◆ Task description
Give every line below again, exactly.

Entries taken from a collection
::::

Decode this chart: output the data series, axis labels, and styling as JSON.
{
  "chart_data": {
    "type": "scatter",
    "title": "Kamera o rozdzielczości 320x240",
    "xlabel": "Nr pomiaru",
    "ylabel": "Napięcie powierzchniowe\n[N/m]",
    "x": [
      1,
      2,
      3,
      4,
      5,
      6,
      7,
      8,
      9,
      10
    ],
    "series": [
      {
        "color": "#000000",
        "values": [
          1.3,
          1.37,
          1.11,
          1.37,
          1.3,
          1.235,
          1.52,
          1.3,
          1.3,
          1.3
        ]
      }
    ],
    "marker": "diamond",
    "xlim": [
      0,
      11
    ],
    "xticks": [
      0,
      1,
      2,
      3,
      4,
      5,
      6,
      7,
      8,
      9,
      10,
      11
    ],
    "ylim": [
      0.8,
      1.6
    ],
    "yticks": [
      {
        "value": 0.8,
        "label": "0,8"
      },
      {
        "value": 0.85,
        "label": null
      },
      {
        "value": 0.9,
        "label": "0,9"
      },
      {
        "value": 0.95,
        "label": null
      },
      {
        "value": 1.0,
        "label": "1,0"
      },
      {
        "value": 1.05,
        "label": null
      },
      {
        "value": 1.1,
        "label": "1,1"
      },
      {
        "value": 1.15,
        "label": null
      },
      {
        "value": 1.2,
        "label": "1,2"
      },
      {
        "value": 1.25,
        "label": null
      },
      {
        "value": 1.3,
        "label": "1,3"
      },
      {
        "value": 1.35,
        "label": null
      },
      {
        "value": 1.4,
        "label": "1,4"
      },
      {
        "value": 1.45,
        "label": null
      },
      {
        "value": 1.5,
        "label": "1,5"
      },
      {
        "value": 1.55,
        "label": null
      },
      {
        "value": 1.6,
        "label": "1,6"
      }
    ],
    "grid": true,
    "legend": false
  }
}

::::

◆ Answer to the task
Decode this chart: output the data series, axis labels, and styling as JSON.
{
  "chart_data": {
    "type": "scatter",
    "title": "Kamera o rozdzielczości 320x240",
    "xlabel": "Nr pomiaru",
    "ylabel": "Napięcie powierzchniowe\n[N/m]",
    "x": [
      1,
      2,
      3,
      4,
      5,
      6,
      7,
      8,
      9,
      10
    ],
    "series": [
      {
        "color": "#000000",
        "values": [
          1.3,
          1.37,
          1.11,
          1.37,
          1.3,
          1.235,
          1.52,
          1.3,
          1.3,
          1.3
        ]
      }
    ],
    "marker": "diamond",
    "xlim": [
      0,
      11
    ],
    "xticks": [
      0,
      1,
      2,
      3,
      4,
      5,
      6,
      7,
      8,
      9,
      10,
      11
    ],
    "ylim": [
      0.8,
      1.6
    ],
    "yticks": [
      {
        "value": 0.8,
        "label": "0,8"
      },
      {
        "value": 0.85,
        "label": null
      },
      {
        "value": 0.9,
        "label": "0,9"
      },
      {
        "value": 0.95,
        "label": null
      },
      {
        "value": 1.0,
        "label": "1,0"
      },
      {
        "value": 1.05,
        "label": null
      },
      {
        "value": 1.1,
        "label": "1,1"
      },
      {
        "value": 1.15,
        "label": null
      },
      {
        "value": 1.2,
        "label": "1,2"
      },
      {
        "value": 1.25,
        "label": null
      },
      {
        "value": 1.3,
        "label": "1,3"
      },
      {
        "value": 1.35,
        "label": null
      },
      {
        "value": 1.4,
        "label": "1,4"
      },
      {
        "value": 1.45,
        "label": null
      },
      {
        "value": 1.5,
        "label": "1,5"
      },
      {
        "value": 1.55,
        "label": null
      },
      {
        "value": 1.6,
        "label": "1,6"
      }
    ],
    "grid": true,
    "legend": false
  }
}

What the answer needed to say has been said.